Provided records:
------------------------------------------------

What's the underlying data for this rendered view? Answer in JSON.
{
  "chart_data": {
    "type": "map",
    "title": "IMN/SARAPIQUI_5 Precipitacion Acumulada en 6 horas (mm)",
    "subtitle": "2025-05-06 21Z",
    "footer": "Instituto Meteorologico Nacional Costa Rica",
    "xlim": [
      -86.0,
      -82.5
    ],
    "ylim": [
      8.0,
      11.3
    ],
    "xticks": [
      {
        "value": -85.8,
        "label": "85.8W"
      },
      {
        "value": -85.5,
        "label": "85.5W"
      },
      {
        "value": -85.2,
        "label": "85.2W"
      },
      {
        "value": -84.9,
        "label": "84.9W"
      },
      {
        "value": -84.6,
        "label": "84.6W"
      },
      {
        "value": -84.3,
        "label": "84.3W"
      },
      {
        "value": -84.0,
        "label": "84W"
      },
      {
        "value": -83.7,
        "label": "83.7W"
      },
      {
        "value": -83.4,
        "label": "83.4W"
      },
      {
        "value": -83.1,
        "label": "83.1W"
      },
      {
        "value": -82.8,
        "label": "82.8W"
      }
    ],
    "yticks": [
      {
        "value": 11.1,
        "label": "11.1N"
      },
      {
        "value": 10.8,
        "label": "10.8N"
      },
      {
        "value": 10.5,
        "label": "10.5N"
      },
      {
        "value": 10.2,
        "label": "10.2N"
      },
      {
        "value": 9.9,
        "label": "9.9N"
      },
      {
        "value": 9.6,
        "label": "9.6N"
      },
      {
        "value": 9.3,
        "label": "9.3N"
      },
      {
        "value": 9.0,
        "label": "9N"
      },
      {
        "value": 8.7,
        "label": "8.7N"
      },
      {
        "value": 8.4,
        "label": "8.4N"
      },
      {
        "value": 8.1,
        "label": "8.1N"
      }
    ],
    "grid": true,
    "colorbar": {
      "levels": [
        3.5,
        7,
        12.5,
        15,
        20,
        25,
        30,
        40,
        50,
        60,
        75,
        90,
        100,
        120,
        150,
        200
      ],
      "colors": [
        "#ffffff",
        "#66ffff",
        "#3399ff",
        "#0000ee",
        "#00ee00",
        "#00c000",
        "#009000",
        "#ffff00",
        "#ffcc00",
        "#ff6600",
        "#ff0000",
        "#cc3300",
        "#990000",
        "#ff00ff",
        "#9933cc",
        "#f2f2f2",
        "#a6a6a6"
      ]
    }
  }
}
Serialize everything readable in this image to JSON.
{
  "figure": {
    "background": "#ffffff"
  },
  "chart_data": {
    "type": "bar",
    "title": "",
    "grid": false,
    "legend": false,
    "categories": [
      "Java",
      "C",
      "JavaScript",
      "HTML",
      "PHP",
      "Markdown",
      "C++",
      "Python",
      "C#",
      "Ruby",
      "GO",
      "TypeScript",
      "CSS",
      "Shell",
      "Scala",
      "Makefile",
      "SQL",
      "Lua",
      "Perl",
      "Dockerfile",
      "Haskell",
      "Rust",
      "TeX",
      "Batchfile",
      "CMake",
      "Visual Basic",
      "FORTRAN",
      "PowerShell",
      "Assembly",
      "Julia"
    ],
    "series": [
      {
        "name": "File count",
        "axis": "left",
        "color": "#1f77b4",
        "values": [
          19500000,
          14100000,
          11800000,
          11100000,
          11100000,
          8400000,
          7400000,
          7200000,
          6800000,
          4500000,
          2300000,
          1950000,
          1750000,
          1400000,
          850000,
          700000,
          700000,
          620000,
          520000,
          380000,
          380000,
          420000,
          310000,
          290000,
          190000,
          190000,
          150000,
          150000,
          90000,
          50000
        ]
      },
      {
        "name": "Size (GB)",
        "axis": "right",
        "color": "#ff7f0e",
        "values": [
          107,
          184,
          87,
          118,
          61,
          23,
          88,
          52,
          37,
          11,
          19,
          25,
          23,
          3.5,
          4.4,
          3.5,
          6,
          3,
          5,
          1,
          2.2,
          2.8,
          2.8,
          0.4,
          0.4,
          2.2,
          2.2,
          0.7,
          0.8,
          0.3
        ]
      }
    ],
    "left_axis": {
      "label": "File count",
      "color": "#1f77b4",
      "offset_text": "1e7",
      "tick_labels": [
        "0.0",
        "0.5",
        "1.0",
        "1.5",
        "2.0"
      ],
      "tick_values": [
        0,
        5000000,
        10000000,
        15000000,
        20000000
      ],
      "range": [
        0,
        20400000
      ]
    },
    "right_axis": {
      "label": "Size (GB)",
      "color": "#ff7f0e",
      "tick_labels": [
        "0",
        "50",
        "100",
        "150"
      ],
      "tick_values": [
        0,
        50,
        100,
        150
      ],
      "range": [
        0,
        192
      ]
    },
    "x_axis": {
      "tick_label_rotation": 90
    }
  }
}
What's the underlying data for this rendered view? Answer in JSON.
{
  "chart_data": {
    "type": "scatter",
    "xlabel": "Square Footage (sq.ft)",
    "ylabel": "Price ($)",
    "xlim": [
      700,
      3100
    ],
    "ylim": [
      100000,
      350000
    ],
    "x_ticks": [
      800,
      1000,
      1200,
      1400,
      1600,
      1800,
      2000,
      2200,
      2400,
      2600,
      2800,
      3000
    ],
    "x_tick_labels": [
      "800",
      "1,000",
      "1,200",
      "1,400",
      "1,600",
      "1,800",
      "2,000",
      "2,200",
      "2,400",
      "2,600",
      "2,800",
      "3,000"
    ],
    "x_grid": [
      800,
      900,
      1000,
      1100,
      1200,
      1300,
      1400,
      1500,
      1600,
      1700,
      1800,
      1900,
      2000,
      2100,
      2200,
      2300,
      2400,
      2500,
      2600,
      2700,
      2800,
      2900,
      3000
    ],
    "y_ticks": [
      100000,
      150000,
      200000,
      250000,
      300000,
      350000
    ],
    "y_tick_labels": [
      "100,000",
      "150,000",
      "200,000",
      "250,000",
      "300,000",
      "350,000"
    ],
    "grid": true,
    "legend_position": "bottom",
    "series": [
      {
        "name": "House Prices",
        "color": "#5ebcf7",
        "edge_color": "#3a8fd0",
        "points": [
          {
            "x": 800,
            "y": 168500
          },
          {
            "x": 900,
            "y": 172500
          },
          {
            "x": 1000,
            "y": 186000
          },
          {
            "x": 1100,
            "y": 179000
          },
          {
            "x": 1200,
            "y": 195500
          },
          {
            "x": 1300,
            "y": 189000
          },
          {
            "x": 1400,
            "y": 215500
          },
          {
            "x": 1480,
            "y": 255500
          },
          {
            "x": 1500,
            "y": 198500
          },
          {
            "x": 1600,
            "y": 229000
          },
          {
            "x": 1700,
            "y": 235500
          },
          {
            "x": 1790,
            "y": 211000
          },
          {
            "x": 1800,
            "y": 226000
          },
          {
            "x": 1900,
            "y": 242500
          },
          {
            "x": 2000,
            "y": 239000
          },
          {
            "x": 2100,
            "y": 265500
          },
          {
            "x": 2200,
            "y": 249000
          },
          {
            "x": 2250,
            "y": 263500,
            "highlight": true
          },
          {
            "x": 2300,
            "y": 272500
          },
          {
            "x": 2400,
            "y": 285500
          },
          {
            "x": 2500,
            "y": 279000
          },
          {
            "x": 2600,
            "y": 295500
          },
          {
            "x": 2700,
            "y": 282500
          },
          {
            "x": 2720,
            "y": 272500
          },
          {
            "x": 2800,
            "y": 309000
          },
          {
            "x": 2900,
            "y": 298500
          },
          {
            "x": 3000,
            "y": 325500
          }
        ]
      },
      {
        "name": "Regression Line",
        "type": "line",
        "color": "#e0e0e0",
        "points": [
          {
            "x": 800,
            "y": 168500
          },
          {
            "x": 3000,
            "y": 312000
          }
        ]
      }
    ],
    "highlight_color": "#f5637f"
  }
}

------------------------------------------------

Exercise aim:
Every entry above needs to be quoted exactly.

Exercise result:
What's the underlying data for this rendered view? Answer in JSON.
{
  "chart_data": {
    "type": "map",
    "title": "IMN/SARAPIQUI_5 Precipitacion Acumulada en 6 horas (mm)",
    "subtitle": "2025-05-06 21Z",
    "footer": "Instituto Meteorologico Nacional Costa Rica",
    "xlim": [
      -86.0,
      -82.5
    ],
    "ylim": [
      8.0,
      11.3
    ],
    "xticks": [
      {
        "value": -85.8,
        "label": "85.8W"
      },
      {
        "value": -85.5,
        "label": "85.5W"
      },
      {
        "value": -85.2,
        "label": "85.2W"
      },
      {
        "value": -84.9,
        "label": "84.9W"
      },
      {
        "value": -84.6,
        "label": "84.6W"
      },
      {
        "value": -84.3,
        "label": "84.3W"
      },
      {
        "value": -84.0,
        "label": "84W"
      },
      {
        "value": -83.7,
        "label": "83.7W"
      },
      {
        "value": -83.4,
        "label": "83.4W"
      },
      {
        "value": -83.1,
        "label": "83.1W"
      },
      {
        "value": -82.8,
        "label": "82.8W"
      }
    ],
    "yticks": [
      {
        "value": 11.1,
        "label": "11.1N"
      },
      {
        "value": 10.8,
        "label": "10.8N"
      },
      {
        "value": 10.5,
        "label": "10.5N"
      },
      {
        "value": 10.2,
        "label": "10.2N"
      },
      {
        "value": 9.9,
        "label": "9.9N"
      },
      {
        "value": 9.6,
        "label": "9.6N"
      },
      {
        "value": 9.3,
        "label": "9.3N"
      },
      {
        "value": 9.0,
        "label": "9N"
      },
      {
        "value": 8.7,
        "label": "8.7N"
      },
      {
        "value": 8.4,
        "label": "8.4N"
      },
      {
        "value": 8.1,
        "label": "8.1N"
      }
    ],
    "grid": true,
    "colorbar": {
      "levels": [
        3.5,
        7,
        12.5,
        15,
        20,
        25,
        30,
        40,
        50,
        60,
        75,
        90,
        100,
        120,
        150,
        200
      ],
      "colors": [
        "#ffffff",
        "#66ffff",
        "#3399ff",
        "#0000ee",
        "#00ee00",
        "#00c000",
        "#009000",
        "#ffff00",
        "#ffcc00",
        "#ff6600",
        "#ff0000",
        "#cc3300",
        "#990000",
        "#ff00ff",
        "#9933cc",
        "#f2f2f2",
        "#a6a6a6"
      ]
    }
  }
}
Serialize everything readable in this image to JSON.
{
  "figure": {
    "background": "#ffffff"
  },
  "chart_data": {
    "type": "bar",
    "title": "",
    "grid": false,
    "legend": false,
    "categories": [
      "Java",
      "C",
      "JavaScript",
      "HTML",
      "PHP",
      "Markdown",
      "C++",
      "Python",
      "C#",
      "Ruby",
      "GO",
      "TypeScript",
      "CSS",
      "Shell",
      "Scala",
      "Makefile",
      "SQL",
      "Lua",
      "Perl",
      "Dockerfile",
      "Haskell",
      "Rust",
      "TeX",
      "Batchfile",
      "CMake",
      "Visual Basic",
      "FORTRAN",
      "PowerShell",
      "Assembly",
      "Julia"
    ],
    "series": [
      {
        "name": "File count",
        "axis": "left",
        "color": "#1f77b4",
        "values": [
          19500000,
          14100000,
          11800000,
          11100000,
          11100000,
          8400000,
          7400000,
          7200000,
          6800000,
          4500000,
          2300000,
          1950000,
          1750000,
          1400000,
          850000,
          700000,
          700000,
          620000,
          520000,
          380000,
          380000,
          420000,
          310000,
          290000,
          190000,
          190000,
          150000,
          150000,
          90000,
          50000
        ]
      },
      {
        "name": "Size (GB)",
        "axis": "right",
        "color": "#ff7f0e",
        "values": [
          107,
          184,
          87,
          118,
          61,
          23,
          88,
          52,
          37,
          11,
          19,
          25,
          23,
          3.5,
          4.4,
          3.5,
          6,
          3,
          5,
          1,
          2.2,
          2.8,
          2.8,
          0.4,
          0.4,
          2.2,
          2.2,
          0.7,
          0.8,
          0.3
        ]
      }
    ],
    "left_axis": {
      "label": "File count",
      "color": "#1f77b4",
      "offset_text": "1e7",
      "tick_labels": [
        "0.0",
        "0.5",
        "1.0",
        "1.5",
        "2.0"
      ],
      "tick_values": [
        0,
        5000000,
        10000000,
        15000000,
        20000000
      ],
      "range": [
        0,
        20400000
      ]
    },
    "right_axis": {
      "label": "Size (GB)",
      "color": "#ff7f0e",
      "tick_labels": [
        "0",
        "50",
        "100",
        "150"
      ],
      "tick_values": [
        0,
        50,
        100,
        150
      ],
      "range": [
        0,
        192
      ]
    },
    "x_axis": {
      "tick_label_rotation": 90
    }
  }
}
What's the underlying data for this rendered view? Answer in JSON.
{
  "chart_data": {
    "type": "scatter",
    "xlabel": "Square Footage (sq.ft)",
    "ylabel": "Price ($)",
    "xlim": [
      700,
      3100
    ],
    "ylim": [
      100000,
      350000
    ],
    "x_ticks": [
      800,
      1000,
      1200,
      1400,
      1600,
      1800,
      2000,
      2200,
      2400,
      2600,
      2800,
      3000
    ],
    "x_tick_labels": [
      "800",
      "1,000",
      "1,200",
      "1,400",
      "1,600",
      "1,800",
      "2,000",
      "2,200",
      "2,400",
      "2,600",
      "2,800",
      "3,000"
    ],
    "x_grid": [
      800,
      900,
      1000,
      1100,
      1200,
      1300,
      1400,
      1500,
      1600,
      1700,
      1800,
      1900,
      2000,
      2100,
      2200,
      2300,
      2400,
      2500,
      2600,
      2700,
      2800,
      2900,
      3000
    ],
    "y_ticks": [
      100000,
      150000,
      200000,
      250000,
      300000,
      350000
    ],
    "y_tick_labels": [
      "100,000",
      "150,000",
      "200,000",
      "250,000",
      "300,000",
      "350,000"
    ],
    "grid": true,
    "legend_position": "bottom",
    "series": [
      {
        "name": "House Prices",
        "color": "#5ebcf7",
        "edge_color": "#3a8fd0",
        "points": [
          {
            "x": 800,
            "y": 168500
          },
          {
            "x": 900,
            "y": 172500
          },
          {
            "x": 1000,
            "y": 186000
          },
          {
            "x": 1100,
            "y": 179000
          },
          {
            "x": 1200,
            "y": 195500
          },
          {
            "x": 1300,
            "y": 189000
          },
          {
            "x": 1400,
            "y": 215500
          },
          {
            "x": 1480,
            "y": 255500
          },
          {
            "x": 1500,
            "y": 198500
          },
          {
            "x": 1600,
            "y": 229000
          },
          {
            "x": 1700,
            "y": 235500
          },
          {
            "x": 1790,
            "y": 211000
          },
          {
            "x": 1800,
            "y": 226000
          },
          {
            "x": 1900,
            "y": 242500
          },
          {
            "x": 2000,
            "y": 239000
          },
          {
            "x": 2100,
            "y": 265500
          },
          {
            "x": 2200,
            "y": 249000
          },
          {
            "x": 2250,
            "y": 263500,
            "highlight": true
          },
          {
            "x": 2300,
            "y": 272500
          },
          {
            "x": 2400,
            "y": 285500
          },
          {
            "x": 2500,
            "y": 279000
          },
          {
            "x": 2600,
            "y": 295500
          },
          {
            "x": 2700,
            "y": 282500
          },
          {
            "x": 2720,
            "y": 272500
          },
          {
            "x": 2800,
            "y": 309000
          },
          {
            "x": 2900,
            "y": 298500
          },
          {
            "x": 3000,
            "y": 325500
          }
        ]
      },
      {
        "name": "Regression Line",
        "type": "line",
        "color": "#e0e0e0",
        "points": [
          {
            "x": 800,
            "y": 168500
          },
          {
            "x": 3000,
            "y": 312000
          }
        ]
      }
    ],
    "highlight_color": "#f5637f"
  }
}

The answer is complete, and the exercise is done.